# start of PROVIDED MATERIAL

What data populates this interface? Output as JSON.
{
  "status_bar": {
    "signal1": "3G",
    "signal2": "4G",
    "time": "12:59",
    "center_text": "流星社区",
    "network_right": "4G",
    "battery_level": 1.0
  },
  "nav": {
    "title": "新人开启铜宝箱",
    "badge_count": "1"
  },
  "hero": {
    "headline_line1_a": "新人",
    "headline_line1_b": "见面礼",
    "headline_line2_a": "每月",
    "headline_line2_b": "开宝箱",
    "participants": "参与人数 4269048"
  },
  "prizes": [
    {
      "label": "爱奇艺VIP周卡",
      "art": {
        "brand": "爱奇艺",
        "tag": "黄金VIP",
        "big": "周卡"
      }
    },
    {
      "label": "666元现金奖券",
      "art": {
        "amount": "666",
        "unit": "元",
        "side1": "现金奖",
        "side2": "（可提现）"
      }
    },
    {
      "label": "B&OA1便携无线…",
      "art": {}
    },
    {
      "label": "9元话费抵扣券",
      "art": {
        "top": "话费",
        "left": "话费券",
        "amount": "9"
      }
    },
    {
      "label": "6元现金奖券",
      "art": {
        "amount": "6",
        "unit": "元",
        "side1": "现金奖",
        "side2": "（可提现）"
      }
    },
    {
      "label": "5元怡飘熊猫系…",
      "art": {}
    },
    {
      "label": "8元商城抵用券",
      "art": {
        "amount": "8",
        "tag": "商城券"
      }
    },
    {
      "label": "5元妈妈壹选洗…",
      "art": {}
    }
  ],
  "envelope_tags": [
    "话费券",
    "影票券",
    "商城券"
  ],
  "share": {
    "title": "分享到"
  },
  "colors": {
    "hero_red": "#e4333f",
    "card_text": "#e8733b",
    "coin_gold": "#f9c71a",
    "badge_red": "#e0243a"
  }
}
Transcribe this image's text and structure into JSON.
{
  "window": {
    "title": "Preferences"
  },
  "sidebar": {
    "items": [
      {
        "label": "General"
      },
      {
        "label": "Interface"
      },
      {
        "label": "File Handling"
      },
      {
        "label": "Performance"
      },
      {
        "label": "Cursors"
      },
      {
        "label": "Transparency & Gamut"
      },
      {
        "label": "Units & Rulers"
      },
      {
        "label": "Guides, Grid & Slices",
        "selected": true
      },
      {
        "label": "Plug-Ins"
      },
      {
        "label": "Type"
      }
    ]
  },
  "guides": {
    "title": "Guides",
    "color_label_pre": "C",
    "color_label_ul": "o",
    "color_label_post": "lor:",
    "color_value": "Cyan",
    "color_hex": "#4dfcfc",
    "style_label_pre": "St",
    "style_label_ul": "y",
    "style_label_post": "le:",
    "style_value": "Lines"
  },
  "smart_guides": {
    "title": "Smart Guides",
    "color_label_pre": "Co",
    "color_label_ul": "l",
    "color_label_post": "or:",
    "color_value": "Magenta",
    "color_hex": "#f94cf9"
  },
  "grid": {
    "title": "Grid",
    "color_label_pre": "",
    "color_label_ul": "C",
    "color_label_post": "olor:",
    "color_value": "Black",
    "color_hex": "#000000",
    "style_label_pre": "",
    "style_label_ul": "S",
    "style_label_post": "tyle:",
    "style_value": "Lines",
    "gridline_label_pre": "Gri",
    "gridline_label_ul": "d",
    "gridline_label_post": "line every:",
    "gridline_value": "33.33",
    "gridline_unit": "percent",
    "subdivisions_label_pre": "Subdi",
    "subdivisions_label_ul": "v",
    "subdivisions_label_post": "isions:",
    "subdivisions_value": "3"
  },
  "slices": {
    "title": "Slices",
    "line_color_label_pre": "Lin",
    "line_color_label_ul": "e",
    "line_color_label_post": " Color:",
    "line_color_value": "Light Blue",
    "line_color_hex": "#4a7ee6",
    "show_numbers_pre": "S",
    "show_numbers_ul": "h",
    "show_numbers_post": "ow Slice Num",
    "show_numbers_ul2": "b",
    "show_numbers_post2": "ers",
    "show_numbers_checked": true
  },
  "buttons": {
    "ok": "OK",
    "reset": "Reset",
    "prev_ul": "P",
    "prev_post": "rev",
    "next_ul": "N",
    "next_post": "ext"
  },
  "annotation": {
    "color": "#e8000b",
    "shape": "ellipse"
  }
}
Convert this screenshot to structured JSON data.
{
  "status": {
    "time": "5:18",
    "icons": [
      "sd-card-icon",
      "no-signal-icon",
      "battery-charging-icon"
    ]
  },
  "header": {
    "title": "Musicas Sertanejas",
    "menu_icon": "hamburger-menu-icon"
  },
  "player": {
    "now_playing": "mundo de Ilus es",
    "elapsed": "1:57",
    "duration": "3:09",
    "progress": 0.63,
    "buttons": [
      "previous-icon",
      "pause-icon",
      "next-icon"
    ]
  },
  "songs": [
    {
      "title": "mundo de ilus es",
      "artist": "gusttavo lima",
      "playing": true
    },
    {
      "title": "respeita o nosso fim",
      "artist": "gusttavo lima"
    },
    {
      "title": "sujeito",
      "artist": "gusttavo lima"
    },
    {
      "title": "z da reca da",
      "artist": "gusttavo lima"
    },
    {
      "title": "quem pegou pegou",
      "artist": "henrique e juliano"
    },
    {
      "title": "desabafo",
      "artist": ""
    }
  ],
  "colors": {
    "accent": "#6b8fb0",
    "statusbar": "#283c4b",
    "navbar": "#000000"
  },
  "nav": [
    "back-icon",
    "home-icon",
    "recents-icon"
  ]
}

# end of PROVIDED MATERIAL

◆ **REQUIRED TASK**
Copy out every line of the listing that includes the string "this".

◆ **TASK RESULT**
What data populates this interface? Output as JSON.
Transcribe this image's text and structure into JSON.
Convert this screenshot to structured JSON data.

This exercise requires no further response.